*What is required:* Check each line of the records below for the string "JSON", then state how many lines contain it, with no other output.

☆ ☆ ☆ ☆ ☆ ☆ ☆

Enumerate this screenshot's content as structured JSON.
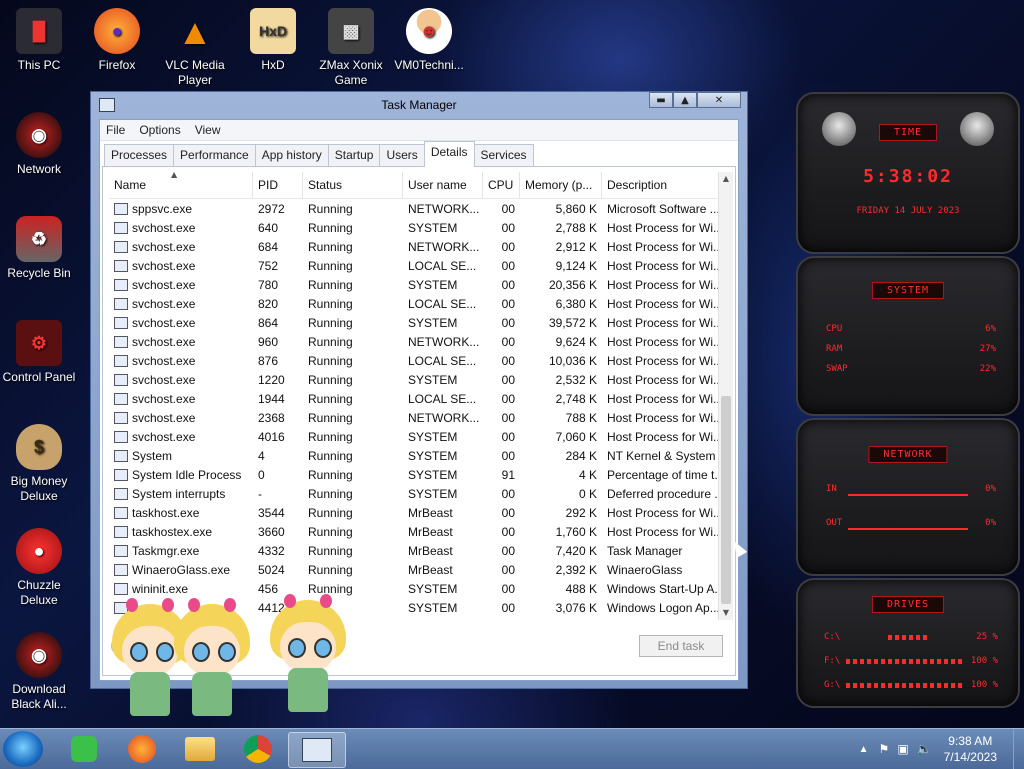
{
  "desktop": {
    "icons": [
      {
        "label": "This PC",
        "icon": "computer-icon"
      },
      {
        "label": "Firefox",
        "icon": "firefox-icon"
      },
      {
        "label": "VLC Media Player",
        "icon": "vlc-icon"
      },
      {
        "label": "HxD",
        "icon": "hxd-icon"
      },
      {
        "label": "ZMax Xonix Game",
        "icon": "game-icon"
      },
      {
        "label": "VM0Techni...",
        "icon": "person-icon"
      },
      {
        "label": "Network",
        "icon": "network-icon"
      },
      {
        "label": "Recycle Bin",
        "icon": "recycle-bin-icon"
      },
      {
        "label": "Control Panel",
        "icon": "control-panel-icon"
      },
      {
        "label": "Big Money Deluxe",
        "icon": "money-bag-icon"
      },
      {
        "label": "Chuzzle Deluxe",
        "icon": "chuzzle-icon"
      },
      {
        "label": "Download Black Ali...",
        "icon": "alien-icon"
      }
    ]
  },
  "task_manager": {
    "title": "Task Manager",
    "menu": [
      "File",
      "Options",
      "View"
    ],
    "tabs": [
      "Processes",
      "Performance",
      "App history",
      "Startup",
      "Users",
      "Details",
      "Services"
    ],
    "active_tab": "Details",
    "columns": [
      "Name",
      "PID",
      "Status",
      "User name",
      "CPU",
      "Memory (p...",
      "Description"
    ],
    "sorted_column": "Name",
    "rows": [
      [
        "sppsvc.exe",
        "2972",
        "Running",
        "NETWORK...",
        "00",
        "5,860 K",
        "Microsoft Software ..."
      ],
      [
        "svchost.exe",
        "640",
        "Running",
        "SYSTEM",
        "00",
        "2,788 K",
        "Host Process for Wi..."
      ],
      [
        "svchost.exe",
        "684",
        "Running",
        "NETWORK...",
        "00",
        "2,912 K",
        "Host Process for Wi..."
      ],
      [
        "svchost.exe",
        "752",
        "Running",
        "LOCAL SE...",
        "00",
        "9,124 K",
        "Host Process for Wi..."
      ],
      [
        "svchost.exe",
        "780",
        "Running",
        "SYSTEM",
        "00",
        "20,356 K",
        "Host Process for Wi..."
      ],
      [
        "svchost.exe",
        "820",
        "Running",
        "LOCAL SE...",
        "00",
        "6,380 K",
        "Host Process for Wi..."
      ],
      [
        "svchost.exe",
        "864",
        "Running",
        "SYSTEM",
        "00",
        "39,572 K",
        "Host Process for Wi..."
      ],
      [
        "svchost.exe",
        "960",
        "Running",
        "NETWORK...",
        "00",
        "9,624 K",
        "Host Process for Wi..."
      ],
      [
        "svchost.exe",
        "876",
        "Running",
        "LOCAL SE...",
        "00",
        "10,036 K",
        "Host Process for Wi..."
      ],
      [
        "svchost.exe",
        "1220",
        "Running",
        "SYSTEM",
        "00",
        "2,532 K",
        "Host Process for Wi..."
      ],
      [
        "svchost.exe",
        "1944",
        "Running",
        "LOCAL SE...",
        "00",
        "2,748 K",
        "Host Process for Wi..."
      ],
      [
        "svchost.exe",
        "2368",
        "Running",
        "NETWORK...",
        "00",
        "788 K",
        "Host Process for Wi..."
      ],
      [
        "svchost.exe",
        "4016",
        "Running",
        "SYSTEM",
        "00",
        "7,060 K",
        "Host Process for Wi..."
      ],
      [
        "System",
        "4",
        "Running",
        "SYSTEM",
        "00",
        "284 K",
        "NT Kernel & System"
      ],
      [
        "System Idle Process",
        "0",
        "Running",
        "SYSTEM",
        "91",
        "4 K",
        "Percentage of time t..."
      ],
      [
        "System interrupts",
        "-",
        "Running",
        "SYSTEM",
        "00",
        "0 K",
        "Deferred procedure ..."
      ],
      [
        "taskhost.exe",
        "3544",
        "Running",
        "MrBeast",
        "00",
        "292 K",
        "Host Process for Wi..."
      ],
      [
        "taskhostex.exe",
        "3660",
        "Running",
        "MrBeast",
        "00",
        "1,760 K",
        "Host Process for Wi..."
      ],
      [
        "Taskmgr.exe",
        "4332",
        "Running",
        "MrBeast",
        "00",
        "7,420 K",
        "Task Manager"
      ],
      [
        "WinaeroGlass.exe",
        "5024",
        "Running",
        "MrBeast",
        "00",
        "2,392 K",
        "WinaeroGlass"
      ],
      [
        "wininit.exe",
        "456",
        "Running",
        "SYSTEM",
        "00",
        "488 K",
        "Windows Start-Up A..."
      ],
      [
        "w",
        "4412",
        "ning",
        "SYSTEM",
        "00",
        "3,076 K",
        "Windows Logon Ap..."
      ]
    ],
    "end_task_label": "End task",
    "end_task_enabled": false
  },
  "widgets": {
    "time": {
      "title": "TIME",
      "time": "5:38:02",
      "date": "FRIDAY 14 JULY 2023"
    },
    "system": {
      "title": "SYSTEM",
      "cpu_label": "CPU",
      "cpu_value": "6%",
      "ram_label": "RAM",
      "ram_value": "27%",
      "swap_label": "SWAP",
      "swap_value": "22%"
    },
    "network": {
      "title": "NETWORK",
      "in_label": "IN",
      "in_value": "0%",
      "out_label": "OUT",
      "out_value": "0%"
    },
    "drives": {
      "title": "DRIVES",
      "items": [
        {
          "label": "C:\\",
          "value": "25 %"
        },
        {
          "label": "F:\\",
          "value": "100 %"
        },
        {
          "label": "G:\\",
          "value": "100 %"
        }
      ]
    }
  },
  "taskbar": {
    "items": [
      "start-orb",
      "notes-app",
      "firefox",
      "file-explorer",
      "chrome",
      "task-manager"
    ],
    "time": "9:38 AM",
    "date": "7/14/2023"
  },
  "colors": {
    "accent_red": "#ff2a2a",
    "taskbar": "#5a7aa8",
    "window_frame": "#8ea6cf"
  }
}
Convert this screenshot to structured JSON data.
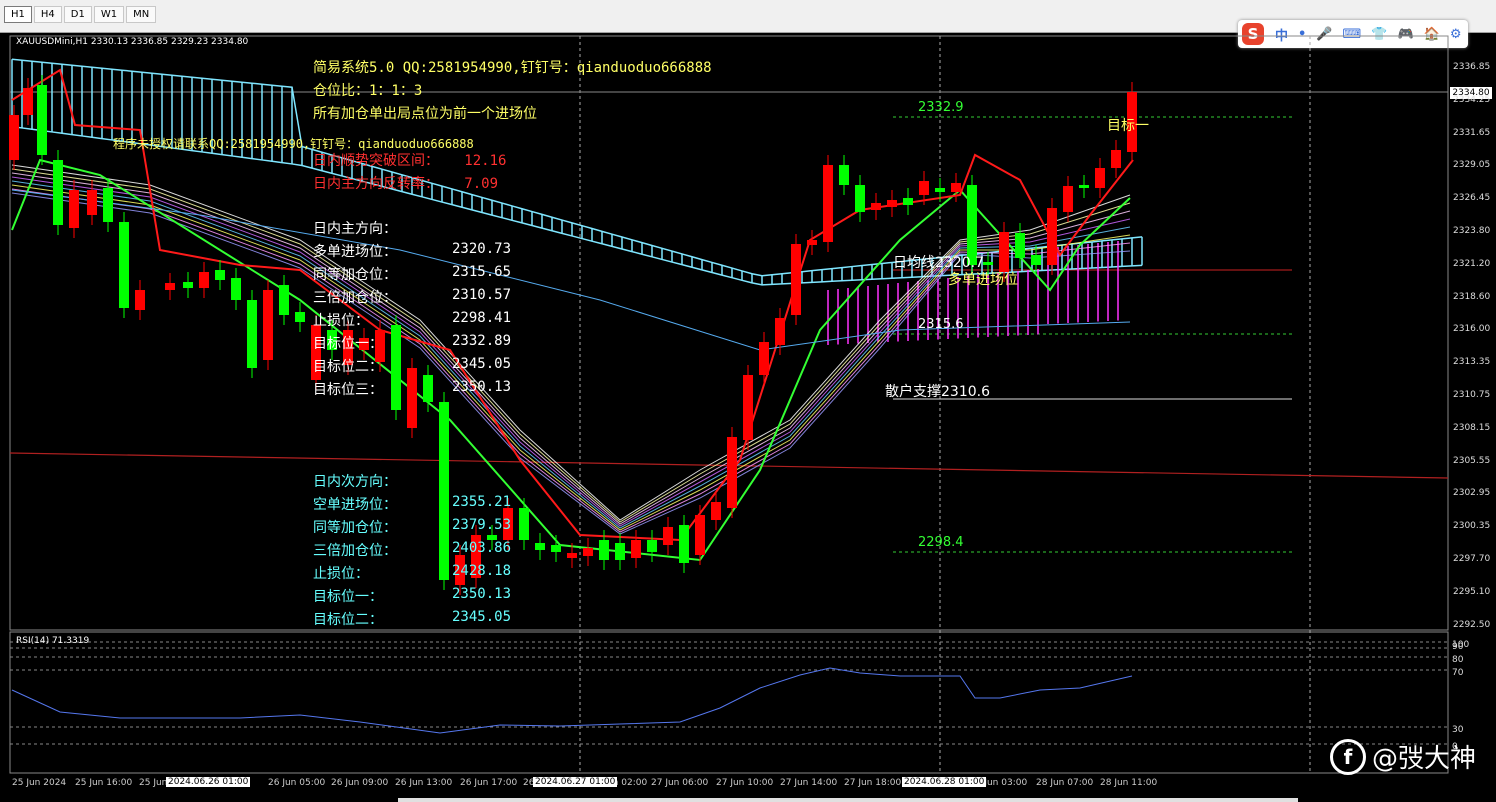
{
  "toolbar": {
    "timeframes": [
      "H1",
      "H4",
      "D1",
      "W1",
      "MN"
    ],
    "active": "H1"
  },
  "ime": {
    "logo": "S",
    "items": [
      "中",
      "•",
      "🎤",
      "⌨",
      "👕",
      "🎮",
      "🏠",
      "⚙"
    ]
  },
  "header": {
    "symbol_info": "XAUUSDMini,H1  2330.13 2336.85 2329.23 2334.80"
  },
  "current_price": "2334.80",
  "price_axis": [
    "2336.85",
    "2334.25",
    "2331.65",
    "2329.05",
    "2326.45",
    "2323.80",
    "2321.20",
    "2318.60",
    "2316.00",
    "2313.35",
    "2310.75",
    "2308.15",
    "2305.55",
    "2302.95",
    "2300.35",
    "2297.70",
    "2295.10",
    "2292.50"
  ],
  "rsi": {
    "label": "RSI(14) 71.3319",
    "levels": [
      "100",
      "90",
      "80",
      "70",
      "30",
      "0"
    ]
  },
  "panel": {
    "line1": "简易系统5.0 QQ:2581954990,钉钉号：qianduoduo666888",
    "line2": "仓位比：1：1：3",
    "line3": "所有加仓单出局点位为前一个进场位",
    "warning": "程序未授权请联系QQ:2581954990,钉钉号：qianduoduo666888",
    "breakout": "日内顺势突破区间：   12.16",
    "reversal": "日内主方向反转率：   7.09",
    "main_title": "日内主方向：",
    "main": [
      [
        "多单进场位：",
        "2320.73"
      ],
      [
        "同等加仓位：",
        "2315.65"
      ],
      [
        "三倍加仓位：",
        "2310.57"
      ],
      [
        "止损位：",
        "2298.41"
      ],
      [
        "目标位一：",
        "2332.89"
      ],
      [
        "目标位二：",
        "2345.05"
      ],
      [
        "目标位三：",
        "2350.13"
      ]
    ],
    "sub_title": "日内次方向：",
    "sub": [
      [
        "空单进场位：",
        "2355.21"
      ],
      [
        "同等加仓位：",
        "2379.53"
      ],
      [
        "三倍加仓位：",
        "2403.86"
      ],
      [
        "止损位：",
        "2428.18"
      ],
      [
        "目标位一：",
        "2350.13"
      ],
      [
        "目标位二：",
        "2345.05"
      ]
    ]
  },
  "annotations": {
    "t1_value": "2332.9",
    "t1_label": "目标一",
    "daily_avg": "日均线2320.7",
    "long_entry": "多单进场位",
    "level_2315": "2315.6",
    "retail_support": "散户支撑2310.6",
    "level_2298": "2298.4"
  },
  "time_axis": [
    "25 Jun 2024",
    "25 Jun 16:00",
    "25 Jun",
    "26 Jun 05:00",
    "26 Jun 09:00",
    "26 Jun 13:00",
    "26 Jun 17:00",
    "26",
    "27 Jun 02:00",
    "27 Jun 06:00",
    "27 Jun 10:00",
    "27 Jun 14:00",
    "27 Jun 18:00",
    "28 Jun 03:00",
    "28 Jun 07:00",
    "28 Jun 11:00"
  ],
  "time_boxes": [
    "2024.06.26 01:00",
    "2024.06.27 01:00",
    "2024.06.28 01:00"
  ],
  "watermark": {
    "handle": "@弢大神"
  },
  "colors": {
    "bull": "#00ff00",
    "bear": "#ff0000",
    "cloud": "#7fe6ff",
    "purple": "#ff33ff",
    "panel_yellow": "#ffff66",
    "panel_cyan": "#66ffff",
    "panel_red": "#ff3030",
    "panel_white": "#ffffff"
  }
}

☆ ☆ ☆ ☆ ☆ ☆ ☆

*Correct response:* 2